EXERCISE DETAILS -
The data below should be printed in full, exactly, and without any of its images.

DATA LISTING -
####
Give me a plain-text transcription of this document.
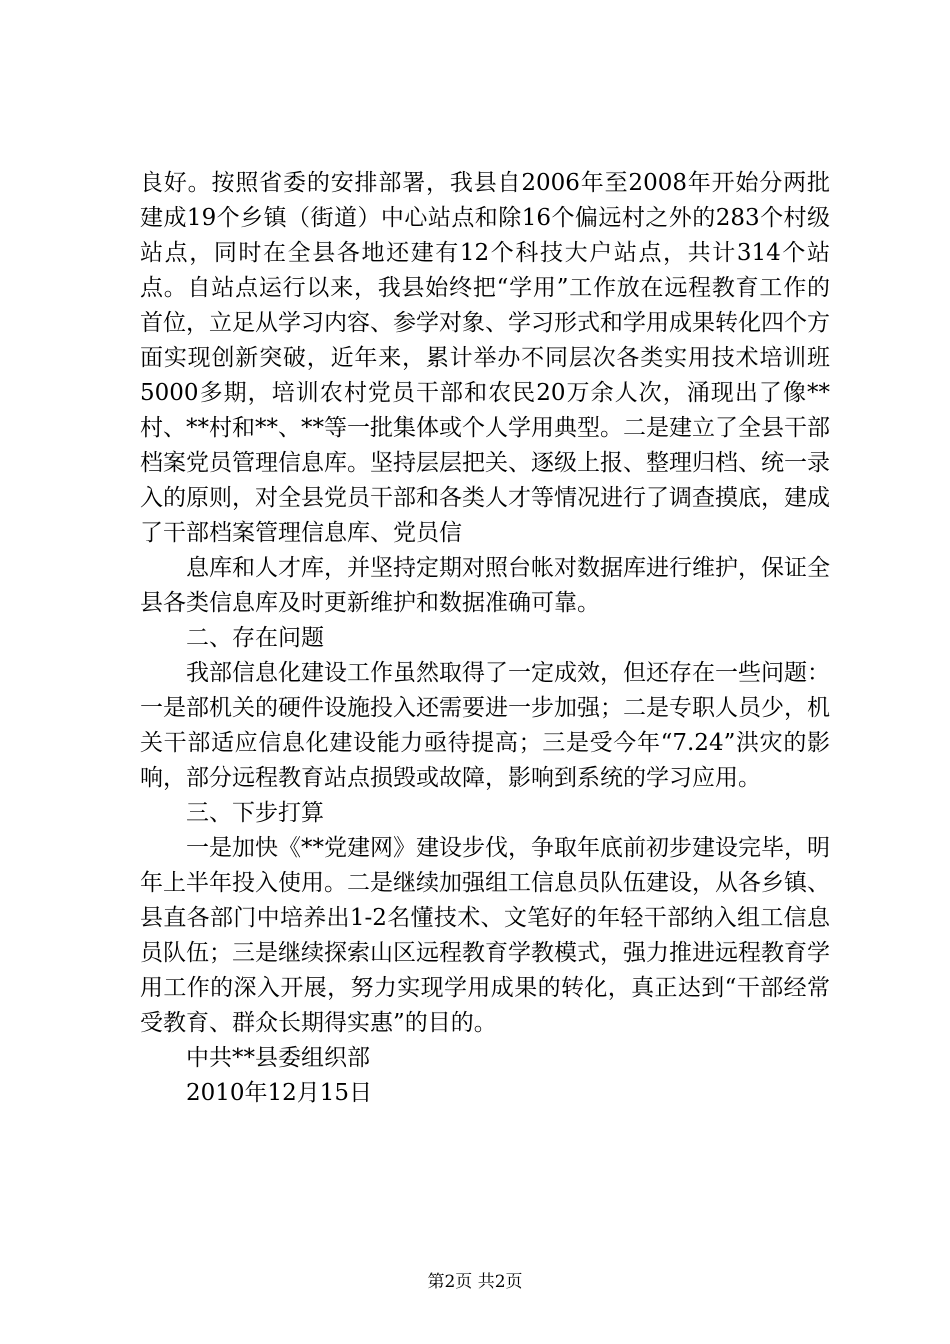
良好。按照省委的安排部署，我县自2006年至2008年开始分两批建成19个乡镇（街道）中心站点和除16个偏远村之外的283个村级站点，同时在全县各地还建有12个科技大户站点，共计314个站点。自站点运行以来，我县始终把“学用”工作放在远程教育工作的首位，立足从学习内容、参学对象、学习形式和学用成果转化四个方面实现创新突破，近年来，累计举办不同层次各类实用技术培训班5000多期，培训农村党员干部和农民20万余人次，涌现出了像**村、**村和**、**等一批集体或个人学用典型。二是建立了全县干部档案党员管理信息库。坚持层层把关、逐级上报、整理归档、统一录入的原则，对全县党员干部和各类人才等情况进行了调查摸底，建成了干部档案管理信息库、党员信

息库和人才库，并坚持定期对照台帐对数据库进行维护，保证全县各类信息库及时更新维护和数据准确可靠。

二、存在问题

我部信息化建设工作虽然取得了一定成效，但还存在一些问题：一是部机关的硬件设施投入还需要进一步加强；二是专职人员少，机关干部适应信息化建设能力亟待提高；三是受今年“7.24”洪灾的影响，部分远程教育站点损毁或故障，影响到系统的学习应用。

三、下步打算

一是加快《**党建网》建设步伐，争取年底前初步建设完毕，明年上半年投入使用。二是继续加强组工信息员队伍建设，从各乡镇、县直各部门中培养出1-2名懂技术、文笔好的年轻干部纳入组工信息员队伍；三是继续探索山区远程教育学教模式，强力推进远程教育学用工作的深入开展，努力实现学用成果的转化，真正达到“干部经常受教育、群众长期得实惠”的目的。

中共**县委组织部

2010年12月15日

第2页 共2页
####
WORKED SOLUTION -
Give me a plain-text transcription of this document.
良好。按照省委的安排部署，我县自2006年至2008年开始分两批建成19个乡镇（街道）中心站点和除16个偏远村之外的283个村级站点，同时在全县各地还建有12个科技大户站点，共计314个站点。自站点运行以来，我县始终把“学用”工作放在远程教育工作的首位，立足从学习内容、参学对象、学习形式和学用成果转化四个方面实现创新突破，近年来，累计举办不同层次各类实用技术培训班5000多期，培训农村党员干部和农民20万余人次，涌现出了像**村、**村和**、**等一批集体或个人学用典型。二是建立了全县干部档案党员管理信息库。坚持层层把关、逐级上报、整理归档、统一录入的原则，对全县党员干部和各类人才等情况进行了调查摸底，建成了干部档案管理信息库、党员信

息库和人才库，并坚持定期对照台帐对数据库进行维护，保证全县各类信息库及时更新维护和数据准确可靠。

二、存在问题

我部信息化建设工作虽然取得了一定成效，但还存在一些问题：一是部机关的硬件设施投入还需要进一步加强；二是专职人员少，机关干部适应信息化建设能力亟待提高；三是受今年“7.24”洪灾的影响，部分远程教育站点损毁或故障，影响到系统的学习应用。

三、下步打算

一是加快《**党建网》建设步伐，争取年底前初步建设完毕，明年上半年投入使用。二是继续加强组工信息员队伍建设，从各乡镇、县直各部门中培养出1-2名懂技术、文笔好的年轻干部纳入组工信息员队伍；三是继续探索山区远程教育学教模式，强力推进远程教育学用工作的深入开展，努力实现学用成果的转化，真正达到“干部经常受教育、群众长期得实惠”的目的。

中共**县委组织部

2010年12月15日

第2页 共2页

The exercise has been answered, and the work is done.